◆ **DIRECTIONS**
Work out the number of lines in the records that include the word "Türkiye"; reply with that number alone.

────

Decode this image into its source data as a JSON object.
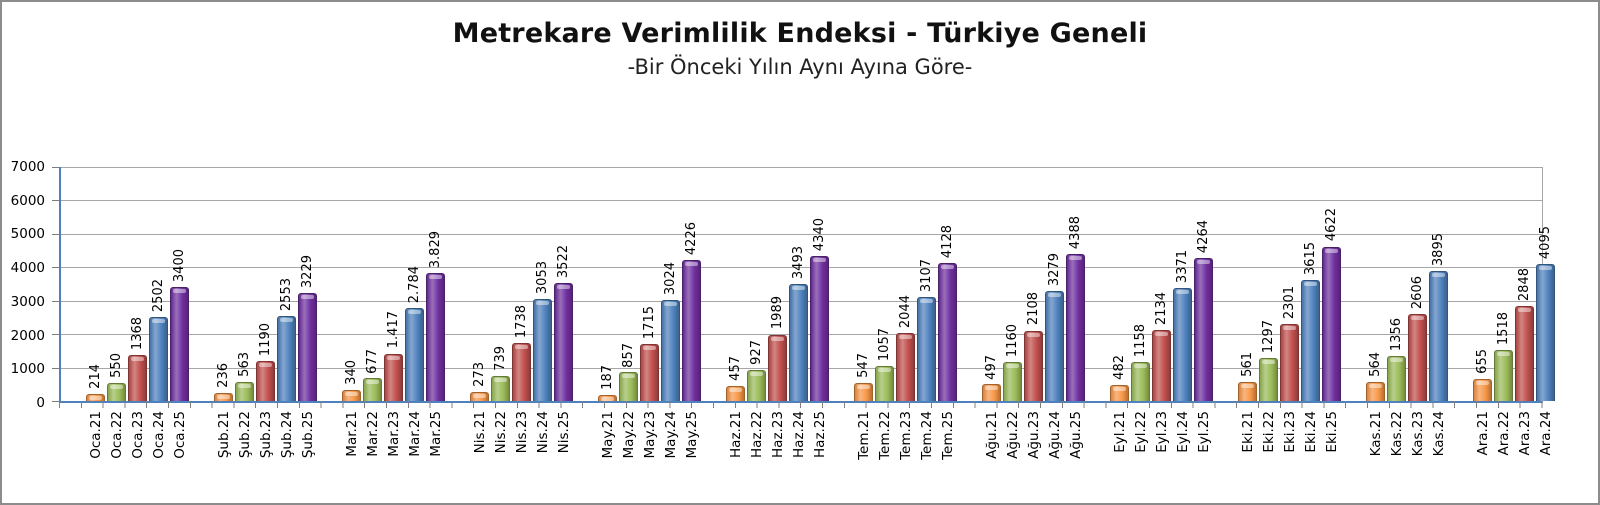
{
  "title": "Metrekare Verimlilik Endeksi - Türkiye Geneli",
  "subtitle": "-Bir Önceki Yılın Aynı Ayına Göre-",
  "chart_data": {
    "type": "bar",
    "title": "Metrekare Verimlilik Endeksi - Türkiye Geneli",
    "subtitle": "-Bir Önceki Yılın Aynı Ayına Göre-",
    "xlabel": "",
    "ylabel": "",
    "ylim": [
      0,
      7000
    ],
    "ytick_step": 1000,
    "yticks": [
      0,
      1000,
      2000,
      3000,
      4000,
      5000,
      6000,
      7000
    ],
    "grid": "horizontal",
    "legend": "none",
    "axis_color": "#4F81BD",
    "gridline_color": "#A6A6A6",
    "bar_colors": [
      "#F79646",
      "#9BBB59",
      "#C0504D",
      "#4F81BD",
      "#7030A0"
    ],
    "groups": [
      {
        "month": "Oca",
        "bars": [
          {
            "label": "Oca.21",
            "value": 214,
            "display": "214"
          },
          {
            "label": "Oca.22",
            "value": 550,
            "display": "550"
          },
          {
            "label": "Oca.23",
            "value": 1368,
            "display": "1368"
          },
          {
            "label": "Oca.24",
            "value": 2502,
            "display": "2502"
          },
          {
            "label": "Oca.25",
            "value": 3400,
            "display": "3400"
          }
        ]
      },
      {
        "month": "Şub",
        "bars": [
          {
            "label": "Şub.21",
            "value": 236,
            "display": "236"
          },
          {
            "label": "Şub.22",
            "value": 563,
            "display": "563"
          },
          {
            "label": "Şub.23",
            "value": 1190,
            "display": "1190"
          },
          {
            "label": "Şub.24",
            "value": 2553,
            "display": "2553"
          },
          {
            "label": "Şub.25",
            "value": 3229,
            "display": "3229"
          }
        ]
      },
      {
        "month": "Mar",
        "bars": [
          {
            "label": "Mar.21",
            "value": 340,
            "display": "340"
          },
          {
            "label": "Mar.22",
            "value": 677,
            "display": "677"
          },
          {
            "label": "Mar.23",
            "value": 1417,
            "display": "1.417"
          },
          {
            "label": "Mar.24",
            "value": 2784,
            "display": "2.784"
          },
          {
            "label": "Mar.25",
            "value": 3829,
            "display": "3.829"
          }
        ]
      },
      {
        "month": "Nis",
        "bars": [
          {
            "label": "Nis.21",
            "value": 273,
            "display": "273"
          },
          {
            "label": "Nis.22",
            "value": 739,
            "display": "739"
          },
          {
            "label": "Nis.23",
            "value": 1738,
            "display": "1738"
          },
          {
            "label": "Nis.24",
            "value": 3053,
            "display": "3053"
          },
          {
            "label": "Nis.25",
            "value": 3522,
            "display": "3522"
          }
        ]
      },
      {
        "month": "May",
        "bars": [
          {
            "label": "May.21",
            "value": 187,
            "display": "187"
          },
          {
            "label": "May.22",
            "value": 857,
            "display": "857"
          },
          {
            "label": "May.23",
            "value": 1715,
            "display": "1715"
          },
          {
            "label": "May.24",
            "value": 3024,
            "display": "3024"
          },
          {
            "label": "May.25",
            "value": 4226,
            "display": "4226"
          }
        ]
      },
      {
        "month": "Haz",
        "bars": [
          {
            "label": "Haz.21",
            "value": 457,
            "display": "457"
          },
          {
            "label": "Haz.22",
            "value": 927,
            "display": "927"
          },
          {
            "label": "Haz.23",
            "value": 1989,
            "display": "1989"
          },
          {
            "label": "Haz.24",
            "value": 3493,
            "display": "3493"
          },
          {
            "label": "Haz.25",
            "value": 4340,
            "display": "4340"
          }
        ]
      },
      {
        "month": "Tem",
        "bars": [
          {
            "label": "Tem.21",
            "value": 547,
            "display": "547"
          },
          {
            "label": "Tem.22",
            "value": 1057,
            "display": "1057"
          },
          {
            "label": "Tem.23",
            "value": 2044,
            "display": "2044"
          },
          {
            "label": "Tem.24",
            "value": 3107,
            "display": "3107"
          },
          {
            "label": "Tem.25",
            "value": 4128,
            "display": "4128"
          }
        ]
      },
      {
        "month": "Ağu",
        "bars": [
          {
            "label": "Ağu.21",
            "value": 497,
            "display": "497"
          },
          {
            "label": "Ağu.22",
            "value": 1160,
            "display": "1160"
          },
          {
            "label": "Ağu.23",
            "value": 2108,
            "display": "2108"
          },
          {
            "label": "Ağu.24",
            "value": 3279,
            "display": "3279"
          },
          {
            "label": "Ağu.25",
            "value": 4388,
            "display": "4388"
          }
        ]
      },
      {
        "month": "Eyl",
        "bars": [
          {
            "label": "Eyl.21",
            "value": 482,
            "display": "482"
          },
          {
            "label": "Eyl.22",
            "value": 1158,
            "display": "1158"
          },
          {
            "label": "Eyl.23",
            "value": 2134,
            "display": "2134"
          },
          {
            "label": "Eyl.24",
            "value": 3371,
            "display": "3371"
          },
          {
            "label": "Eyl.25",
            "value": 4264,
            "display": "4264"
          }
        ]
      },
      {
        "month": "Eki",
        "bars": [
          {
            "label": "Eki.21",
            "value": 561,
            "display": "561"
          },
          {
            "label": "Eki.22",
            "value": 1297,
            "display": "1297"
          },
          {
            "label": "Eki.23",
            "value": 2301,
            "display": "2301"
          },
          {
            "label": "Eki.24",
            "value": 3615,
            "display": "3615"
          },
          {
            "label": "Eki.25",
            "value": 4622,
            "display": "4622"
          }
        ]
      },
      {
        "month": "Kas",
        "bars": [
          {
            "label": "Kas.21",
            "value": 564,
            "display": "564"
          },
          {
            "label": "Kas.22",
            "value": 1356,
            "display": "1356"
          },
          {
            "label": "Kas.23",
            "value": 2606,
            "display": "2606"
          },
          {
            "label": "Kas.24",
            "value": 3895,
            "display": "3895"
          }
        ]
      },
      {
        "month": "Ara",
        "bars": [
          {
            "label": "Ara.21",
            "value": 655,
            "display": "655"
          },
          {
            "label": "Ara.22",
            "value": 1518,
            "display": "1518"
          },
          {
            "label": "Ara.23",
            "value": 2848,
            "display": "2848"
          },
          {
            "label": "Ara.24",
            "value": 4095,
            "display": "4095"
          }
        ]
      }
    ]
  }
}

────

◆ **THE SOLUTION**
2